Task objective —
Output all the material that follows, exactly as given.

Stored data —
--*--

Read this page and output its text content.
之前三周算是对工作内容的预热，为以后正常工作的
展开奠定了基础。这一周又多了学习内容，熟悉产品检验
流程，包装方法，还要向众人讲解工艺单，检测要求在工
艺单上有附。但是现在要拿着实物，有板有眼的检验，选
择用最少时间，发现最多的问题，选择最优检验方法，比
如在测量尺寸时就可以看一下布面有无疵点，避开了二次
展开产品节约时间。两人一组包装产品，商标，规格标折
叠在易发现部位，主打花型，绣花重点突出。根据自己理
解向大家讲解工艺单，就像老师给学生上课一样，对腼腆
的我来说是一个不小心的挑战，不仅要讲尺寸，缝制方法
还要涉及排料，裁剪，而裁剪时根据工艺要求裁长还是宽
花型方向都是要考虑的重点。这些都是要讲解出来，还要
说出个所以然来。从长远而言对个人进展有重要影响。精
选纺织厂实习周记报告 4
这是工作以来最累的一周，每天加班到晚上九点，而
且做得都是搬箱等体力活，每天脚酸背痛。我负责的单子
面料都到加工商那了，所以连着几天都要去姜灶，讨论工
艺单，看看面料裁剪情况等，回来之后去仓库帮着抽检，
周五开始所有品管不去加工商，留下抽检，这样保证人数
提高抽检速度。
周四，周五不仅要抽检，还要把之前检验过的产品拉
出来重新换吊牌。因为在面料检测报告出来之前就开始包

--*--

Output for this exercise —
Read this page and output its text content.
之前三周算是对工作内容的预热，为以后正常工作的
展开奠定了基础。这一周又多了学习内容，熟悉产品检验
流程，包装方法，还要向众人讲解工艺单，检测要求在工
艺单上有附。但是现在要拿着实物，有板有眼的检验，选
择用最少时间，发现最多的问题，选择最优检验方法，比
如在测量尺寸时就可以看一下布面有无疵点，避开了二次
展开产品节约时间。两人一组包装产品，商标，规格标折
叠在易发现部位，主打花型，绣花重点突出。根据自己理
解向大家讲解工艺单，就像老师给学生上课一样，对腼腆
的我来说是一个不小心的挑战，不仅要讲尺寸，缝制方法
还要涉及排料，裁剪，而裁剪时根据工艺要求裁长还是宽
花型方向都是要考虑的重点。这些都是要讲解出来，还要
说出个所以然来。从长远而言对个人进展有重要影响。精
选纺织厂实习周记报告 4
这是工作以来最累的一周，每天加班到晚上九点，而
且做得都是搬箱等体力活，每天脚酸背痛。我负责的单子
面料都到加工商那了，所以连着几天都要去姜灶，讨论工
艺单，看看面料裁剪情况等，回来之后去仓库帮着抽检，
周五开始所有品管不去加工商，留下抽检，这样保证人数
提高抽检速度。
周四，周五不仅要抽检，还要把之前检验过的产品拉
出来重新换吊牌。因为在面料检测报告出来之前就开始包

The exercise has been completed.